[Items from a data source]

:::::

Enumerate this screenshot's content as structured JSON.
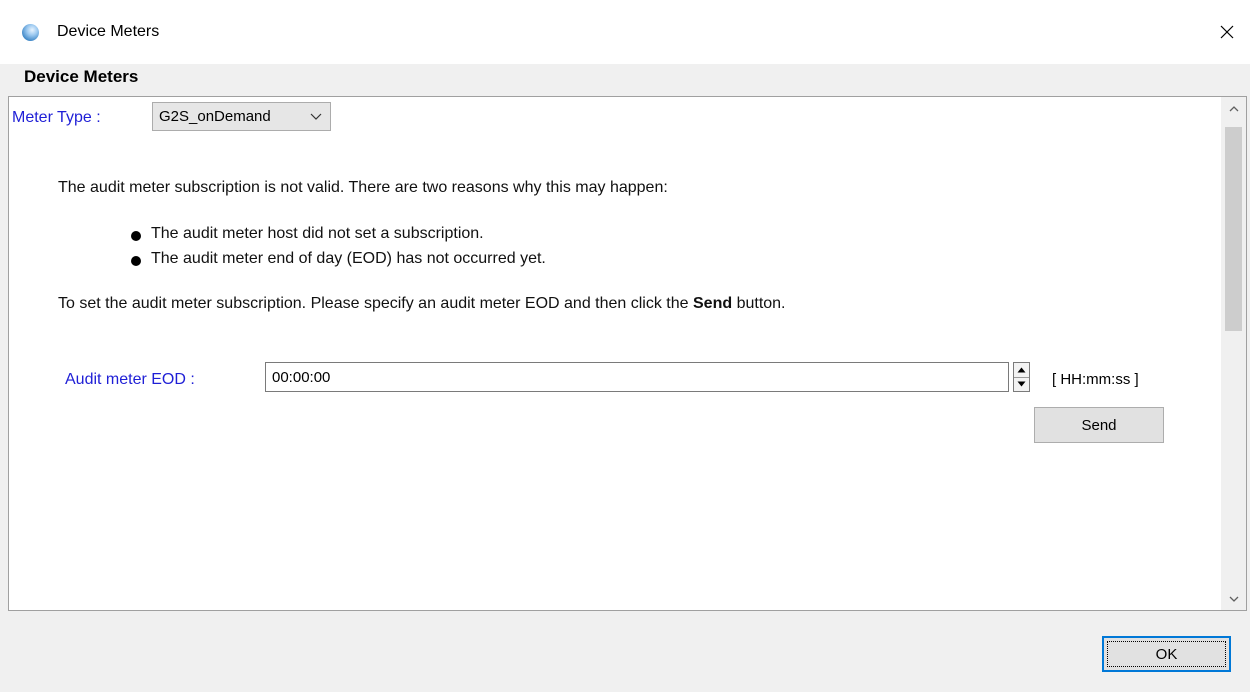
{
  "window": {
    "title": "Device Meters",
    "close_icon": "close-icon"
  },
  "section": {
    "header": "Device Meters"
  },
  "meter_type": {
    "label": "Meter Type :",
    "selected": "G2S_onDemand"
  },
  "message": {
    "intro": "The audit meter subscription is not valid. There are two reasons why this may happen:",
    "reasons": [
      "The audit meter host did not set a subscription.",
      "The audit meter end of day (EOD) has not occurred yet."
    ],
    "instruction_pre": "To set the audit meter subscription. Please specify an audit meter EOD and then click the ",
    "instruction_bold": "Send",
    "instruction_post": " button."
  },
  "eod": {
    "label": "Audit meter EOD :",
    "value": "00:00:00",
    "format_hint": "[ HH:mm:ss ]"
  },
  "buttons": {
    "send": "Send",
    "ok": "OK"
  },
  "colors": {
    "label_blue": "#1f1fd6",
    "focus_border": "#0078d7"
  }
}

:::::

What you will do: Write out the data precisely as given, excluding the pictures.

Finished task:
Enumerate this screenshot's content as structured JSON.
{
  "window": {
    "title": "Device Meters",
    "close_icon": "close-icon"
  },
  "section": {
    "header": "Device Meters"
  },
  "meter_type": {
    "label": "Meter Type :",
    "selected": "G2S_onDemand"
  },
  "message": {
    "intro": "The audit meter subscription is not valid. There are two reasons why this may happen:",
    "reasons": [
      "The audit meter host did not set a subscription.",
      "The audit meter end of day (EOD) has not occurred yet."
    ],
    "instruction_pre": "To set the audit meter subscription. Please specify an audit meter EOD and then click the ",
    "instruction_bold": "Send",
    "instruction_post": " button."
  },
  "eod": {
    "label": "Audit meter EOD :",
    "value": "00:00:00",
    "format_hint": "[ HH:mm:ss ]"
  },
  "buttons": {
    "send": "Send",
    "ok": "OK"
  },
  "colors": {
    "label_blue": "#1f1fd6",
    "focus_border": "#0078d7"
  }
}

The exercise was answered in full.